▸ Provided records:

╔══

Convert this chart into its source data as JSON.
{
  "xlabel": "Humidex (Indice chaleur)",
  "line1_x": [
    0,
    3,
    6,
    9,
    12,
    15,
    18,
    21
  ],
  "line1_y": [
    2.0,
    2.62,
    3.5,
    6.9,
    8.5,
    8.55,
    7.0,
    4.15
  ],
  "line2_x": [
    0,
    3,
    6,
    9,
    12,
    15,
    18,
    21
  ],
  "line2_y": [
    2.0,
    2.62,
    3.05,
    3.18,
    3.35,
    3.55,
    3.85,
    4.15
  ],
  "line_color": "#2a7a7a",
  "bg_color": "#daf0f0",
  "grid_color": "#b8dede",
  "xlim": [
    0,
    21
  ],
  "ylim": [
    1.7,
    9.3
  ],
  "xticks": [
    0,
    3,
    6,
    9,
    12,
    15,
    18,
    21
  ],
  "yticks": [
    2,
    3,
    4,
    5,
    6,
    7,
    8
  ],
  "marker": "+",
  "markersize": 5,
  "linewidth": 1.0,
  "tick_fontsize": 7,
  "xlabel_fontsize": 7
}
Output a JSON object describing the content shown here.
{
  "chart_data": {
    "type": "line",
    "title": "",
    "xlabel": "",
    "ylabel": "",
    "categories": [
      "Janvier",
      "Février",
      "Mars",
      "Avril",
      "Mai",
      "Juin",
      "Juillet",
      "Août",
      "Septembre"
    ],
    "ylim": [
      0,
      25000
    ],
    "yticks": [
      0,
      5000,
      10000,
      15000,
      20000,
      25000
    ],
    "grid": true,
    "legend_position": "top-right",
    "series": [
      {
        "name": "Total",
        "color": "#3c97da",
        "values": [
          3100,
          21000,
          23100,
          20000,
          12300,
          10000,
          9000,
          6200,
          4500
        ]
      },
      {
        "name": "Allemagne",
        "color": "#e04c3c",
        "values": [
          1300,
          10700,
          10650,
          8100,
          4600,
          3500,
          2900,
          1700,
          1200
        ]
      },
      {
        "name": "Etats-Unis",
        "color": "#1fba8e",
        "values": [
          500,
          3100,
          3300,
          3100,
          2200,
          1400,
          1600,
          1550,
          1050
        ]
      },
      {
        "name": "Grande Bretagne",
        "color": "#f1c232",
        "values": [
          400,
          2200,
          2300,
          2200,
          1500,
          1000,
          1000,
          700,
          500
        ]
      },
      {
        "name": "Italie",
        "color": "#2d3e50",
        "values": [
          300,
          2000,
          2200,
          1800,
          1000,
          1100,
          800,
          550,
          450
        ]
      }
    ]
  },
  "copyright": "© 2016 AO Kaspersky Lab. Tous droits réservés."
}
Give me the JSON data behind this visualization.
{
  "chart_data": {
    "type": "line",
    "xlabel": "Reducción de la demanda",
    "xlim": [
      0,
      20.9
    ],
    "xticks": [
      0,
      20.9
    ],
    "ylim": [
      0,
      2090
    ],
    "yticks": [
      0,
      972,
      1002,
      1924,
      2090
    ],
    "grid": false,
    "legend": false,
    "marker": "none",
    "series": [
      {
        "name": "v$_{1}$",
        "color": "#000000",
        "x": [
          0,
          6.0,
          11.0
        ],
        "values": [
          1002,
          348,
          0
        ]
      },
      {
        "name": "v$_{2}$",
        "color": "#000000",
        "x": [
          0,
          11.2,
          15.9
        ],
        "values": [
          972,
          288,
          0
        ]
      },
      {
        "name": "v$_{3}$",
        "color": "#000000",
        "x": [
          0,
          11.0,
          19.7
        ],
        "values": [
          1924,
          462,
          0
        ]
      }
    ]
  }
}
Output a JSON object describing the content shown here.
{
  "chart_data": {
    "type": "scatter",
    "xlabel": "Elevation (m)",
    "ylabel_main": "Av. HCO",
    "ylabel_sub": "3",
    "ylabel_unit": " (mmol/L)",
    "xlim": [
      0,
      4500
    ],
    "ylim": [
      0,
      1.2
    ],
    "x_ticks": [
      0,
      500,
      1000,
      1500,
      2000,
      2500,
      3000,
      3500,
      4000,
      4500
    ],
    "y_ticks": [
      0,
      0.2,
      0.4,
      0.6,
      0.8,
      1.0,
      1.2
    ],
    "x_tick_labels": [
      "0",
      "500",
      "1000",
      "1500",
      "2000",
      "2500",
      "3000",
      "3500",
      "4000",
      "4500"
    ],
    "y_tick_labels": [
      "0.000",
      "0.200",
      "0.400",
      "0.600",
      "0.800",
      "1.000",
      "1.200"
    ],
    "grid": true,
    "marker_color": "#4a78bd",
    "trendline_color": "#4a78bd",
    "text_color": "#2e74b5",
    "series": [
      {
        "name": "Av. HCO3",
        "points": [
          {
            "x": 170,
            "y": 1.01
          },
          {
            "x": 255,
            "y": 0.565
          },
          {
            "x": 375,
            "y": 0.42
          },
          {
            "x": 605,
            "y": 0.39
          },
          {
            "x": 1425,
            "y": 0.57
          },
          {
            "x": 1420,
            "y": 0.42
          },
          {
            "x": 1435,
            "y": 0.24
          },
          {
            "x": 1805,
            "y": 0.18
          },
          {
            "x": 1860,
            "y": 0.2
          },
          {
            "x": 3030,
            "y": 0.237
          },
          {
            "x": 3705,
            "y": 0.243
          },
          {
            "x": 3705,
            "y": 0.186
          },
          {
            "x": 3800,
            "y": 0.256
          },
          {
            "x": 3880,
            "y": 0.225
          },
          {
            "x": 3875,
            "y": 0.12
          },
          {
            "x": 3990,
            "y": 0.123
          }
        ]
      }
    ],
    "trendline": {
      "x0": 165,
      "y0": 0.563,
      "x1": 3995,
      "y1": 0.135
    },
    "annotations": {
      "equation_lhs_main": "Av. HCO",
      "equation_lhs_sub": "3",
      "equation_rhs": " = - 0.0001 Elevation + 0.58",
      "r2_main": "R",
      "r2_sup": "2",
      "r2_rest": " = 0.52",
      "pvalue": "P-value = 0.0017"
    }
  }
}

╚══

▸ Aim:
Output the whole listing above again, word for word.

▸ Task result:
Convert this chart into its source data as JSON.
{
  "xlabel": "Humidex (Indice chaleur)",
  "line1_x": [
    0,
    3,
    6,
    9,
    12,
    15,
    18,
    21
  ],
  "line1_y": [
    2.0,
    2.62,
    3.5,
    6.9,
    8.5,
    8.55,
    7.0,
    4.15
  ],
  "line2_x": [
    0,
    3,
    6,
    9,
    12,
    15,
    18,
    21
  ],
  "line2_y": [
    2.0,
    2.62,
    3.05,
    3.18,
    3.35,
    3.55,
    3.85,
    4.15
  ],
  "line_color": "#2a7a7a",
  "bg_color": "#daf0f0",
  "grid_color": "#b8dede",
  "xlim": [
    0,
    21
  ],
  "ylim": [
    1.7,
    9.3
  ],
  "xticks": [
    0,
    3,
    6,
    9,
    12,
    15,
    18,
    21
  ],
  "yticks": [
    2,
    3,
    4,
    5,
    6,
    7,
    8
  ],
  "marker": "+",
  "markersize": 5,
  "linewidth": 1.0,
  "tick_fontsize": 7,
  "xlabel_fontsize": 7
}
Output a JSON object describing the content shown here.
{
  "chart_data": {
    "type": "line",
    "title": "",
    "xlabel": "",
    "ylabel": "",
    "categories": [
      "Janvier",
      "Février",
      "Mars",
      "Avril",
      "Mai",
      "Juin",
      "Juillet",
      "Août",
      "Septembre"
    ],
    "ylim": [
      0,
      25000
    ],
    "yticks": [
      0,
      5000,
      10000,
      15000,
      20000,
      25000
    ],
    "grid": true,
    "legend_position": "top-right",
    "series": [
      {
        "name": "Total",
        "color": "#3c97da",
        "values": [
          3100,
          21000,
          23100,
          20000,
          12300,
          10000,
          9000,
          6200,
          4500
        ]
      },
      {
        "name": "Allemagne",
        "color": "#e04c3c",
        "values": [
          1300,
          10700,
          10650,
          8100,
          4600,
          3500,
          2900,
          1700,
          1200
        ]
      },
      {
        "name": "Etats-Unis",
        "color": "#1fba8e",
        "values": [
          500,
          3100,
          3300,
          3100,
          2200,
          1400,
          1600,
          1550,
          1050
        ]
      },
      {
        "name": "Grande Bretagne",
        "color": "#f1c232",
        "values": [
          400,
          2200,
          2300,
          2200,
          1500,
          1000,
          1000,
          700,
          500
        ]
      },
      {
        "name": "Italie",
        "color": "#2d3e50",
        "values": [
          300,
          2000,
          2200,
          1800,
          1000,
          1100,
          800,
          550,
          450
        ]
      }
    ]
  },
  "copyright": "© 2016 AO Kaspersky Lab. Tous droits réservés."
}
Give me the JSON data behind this visualization.
{
  "chart_data": {
    "type": "line",
    "xlabel": "Reducción de la demanda",
    "xlim": [
      0,
      20.9
    ],
    "xticks": [
      0,
      20.9
    ],
    "ylim": [
      0,
      2090
    ],
    "yticks": [
      0,
      972,
      1002,
      1924,
      2090
    ],
    "grid": false,
    "legend": false,
    "marker": "none",
    "series": [
      {
        "name": "v$_{1}$",
        "color": "#000000",
        "x": [
          0,
          6.0,
          11.0
        ],
        "values": [
          1002,
          348,
          0
        ]
      },
      {
        "name": "v$_{2}$",
        "color": "#000000",
        "x": [
          0,
          11.2,
          15.9
        ],
        "values": [
          972,
          288,
          0
        ]
      },
      {
        "name": "v$_{3}$",
        "color": "#000000",
        "x": [
          0,
          11.0,
          19.7
        ],
        "values": [
          1924,
          462,
          0
        ]
      }
    ]
  }
}
Output a JSON object describing the content shown here.
{
  "chart_data": {
    "type": "scatter",
    "xlabel": "Elevation (m)",
    "ylabel_main": "Av. HCO",
    "ylabel_sub": "3",
    "ylabel_unit": " (mmol/L)",
    "xlim": [
      0,
      4500
    ],
    "ylim": [
      0,
      1.2
    ],
    "x_ticks": [
      0,
      500,
      1000,
      1500,
      2000,
      2500,
      3000,
      3500,
      4000,
      4500
    ],
    "y_ticks": [
      0,
      0.2,
      0.4,
      0.6,
      0.8,
      1.0,
      1.2
    ],
    "x_tick_labels": [
      "0",
      "500",
      "1000",
      "1500",
      "2000",
      "2500",
      "3000",
      "3500",
      "4000",
      "4500"
    ],
    "y_tick_labels": [
      "0.000",
      "0.200",
      "0.400",
      "0.600",
      "0.800",
      "1.000",
      "1.200"
    ],
    "grid": true,
    "marker_color": "#4a78bd",
    "trendline_color": "#4a78bd",
    "text_color": "#2e74b5",
    "series": [
      {
        "name": "Av. HCO3",
        "points": [
          {
            "x": 170,
            "y": 1.01
          },
          {
            "x": 255,
            "y": 0.565
          },
          {
            "x": 375,
            "y": 0.42
          },
          {
            "x": 605,
            "y": 0.39
          },
          {
            "x": 1425,
            "y": 0.57
          },
          {
            "x": 1420,
            "y": 0.42
          },
          {
            "x": 1435,
            "y": 0.24
          },
          {
            "x": 1805,
            "y": 0.18
          },
          {
            "x": 1860,
            "y": 0.2
          },
          {
            "x": 3030,
            "y": 0.237
          },
          {
            "x": 3705,
            "y": 0.243
          },
          {
            "x": 3705,
            "y": 0.186
          },
          {
            "x": 3800,
            "y": 0.256
          },
          {
            "x": 3880,
            "y": 0.225
          },
          {
            "x": 3875,
            "y": 0.12
          },
          {
            "x": 3990,
            "y": 0.123
          }
        ]
      }
    ],
    "trendline": {
      "x0": 165,
      "y0": 0.563,
      "x1": 3995,
      "y1": 0.135
    },
    "annotations": {
      "equation_lhs_main": "Av. HCO",
      "equation_lhs_sub": "3",
      "equation_rhs": " = - 0.0001 Elevation + 0.58",
      "r2_main": "R",
      "r2_sup": "2",
      "r2_rest": " = 0.52",
      "pvalue": "P-value = 0.0017"
    }
  }
}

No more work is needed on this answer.